- _EXERCISE DESCRIPTION_: Scan the listing below and copy every line holding "this".

** start SUPPLIED ENTRIES **

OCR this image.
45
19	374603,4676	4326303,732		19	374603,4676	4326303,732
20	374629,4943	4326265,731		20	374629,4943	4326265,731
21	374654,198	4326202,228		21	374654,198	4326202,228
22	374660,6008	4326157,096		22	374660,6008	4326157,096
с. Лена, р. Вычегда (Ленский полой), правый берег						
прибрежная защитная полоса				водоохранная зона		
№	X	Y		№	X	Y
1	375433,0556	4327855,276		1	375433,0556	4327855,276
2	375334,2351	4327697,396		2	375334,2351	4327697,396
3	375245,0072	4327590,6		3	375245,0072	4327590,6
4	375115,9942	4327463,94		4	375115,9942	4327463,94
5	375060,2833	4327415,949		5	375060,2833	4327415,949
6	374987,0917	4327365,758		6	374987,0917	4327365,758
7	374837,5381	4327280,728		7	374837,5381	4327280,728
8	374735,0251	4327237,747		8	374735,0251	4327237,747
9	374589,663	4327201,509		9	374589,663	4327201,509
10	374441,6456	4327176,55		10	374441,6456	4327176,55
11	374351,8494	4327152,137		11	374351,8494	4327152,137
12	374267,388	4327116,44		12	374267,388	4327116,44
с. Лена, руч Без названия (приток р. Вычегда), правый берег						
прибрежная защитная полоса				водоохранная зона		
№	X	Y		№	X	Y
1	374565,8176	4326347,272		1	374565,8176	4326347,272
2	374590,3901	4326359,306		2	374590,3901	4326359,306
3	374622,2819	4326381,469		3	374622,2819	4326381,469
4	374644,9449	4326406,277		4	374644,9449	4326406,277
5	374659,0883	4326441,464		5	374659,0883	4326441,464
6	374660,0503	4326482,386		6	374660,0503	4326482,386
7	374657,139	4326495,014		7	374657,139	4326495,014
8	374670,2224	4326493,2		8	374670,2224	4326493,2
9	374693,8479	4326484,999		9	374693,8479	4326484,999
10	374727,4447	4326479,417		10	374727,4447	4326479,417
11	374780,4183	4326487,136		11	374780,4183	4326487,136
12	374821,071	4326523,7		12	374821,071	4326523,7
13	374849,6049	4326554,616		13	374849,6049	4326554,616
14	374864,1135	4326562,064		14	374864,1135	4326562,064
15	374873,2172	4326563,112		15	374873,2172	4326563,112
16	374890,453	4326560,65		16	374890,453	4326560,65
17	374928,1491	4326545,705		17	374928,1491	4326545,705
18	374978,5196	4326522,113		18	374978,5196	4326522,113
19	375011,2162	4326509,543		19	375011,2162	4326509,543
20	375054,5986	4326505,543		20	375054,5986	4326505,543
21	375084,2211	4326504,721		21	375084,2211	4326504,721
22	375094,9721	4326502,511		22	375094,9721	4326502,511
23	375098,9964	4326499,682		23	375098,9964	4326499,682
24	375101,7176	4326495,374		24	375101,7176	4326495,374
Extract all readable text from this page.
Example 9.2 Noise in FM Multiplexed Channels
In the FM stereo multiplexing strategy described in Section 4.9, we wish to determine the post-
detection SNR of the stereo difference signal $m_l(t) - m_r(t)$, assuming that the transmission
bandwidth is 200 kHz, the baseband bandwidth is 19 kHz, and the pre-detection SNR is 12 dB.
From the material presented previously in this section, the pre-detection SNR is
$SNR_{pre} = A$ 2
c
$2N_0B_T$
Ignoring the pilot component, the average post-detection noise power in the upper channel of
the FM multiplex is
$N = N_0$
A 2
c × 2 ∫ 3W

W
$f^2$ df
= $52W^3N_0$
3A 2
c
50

** end SUPPLIED ENTRIES **

- _RESULT_:
OCR this image.
Extract all readable text from this page.
From the material presented previously in this section, the pre-detection SNR is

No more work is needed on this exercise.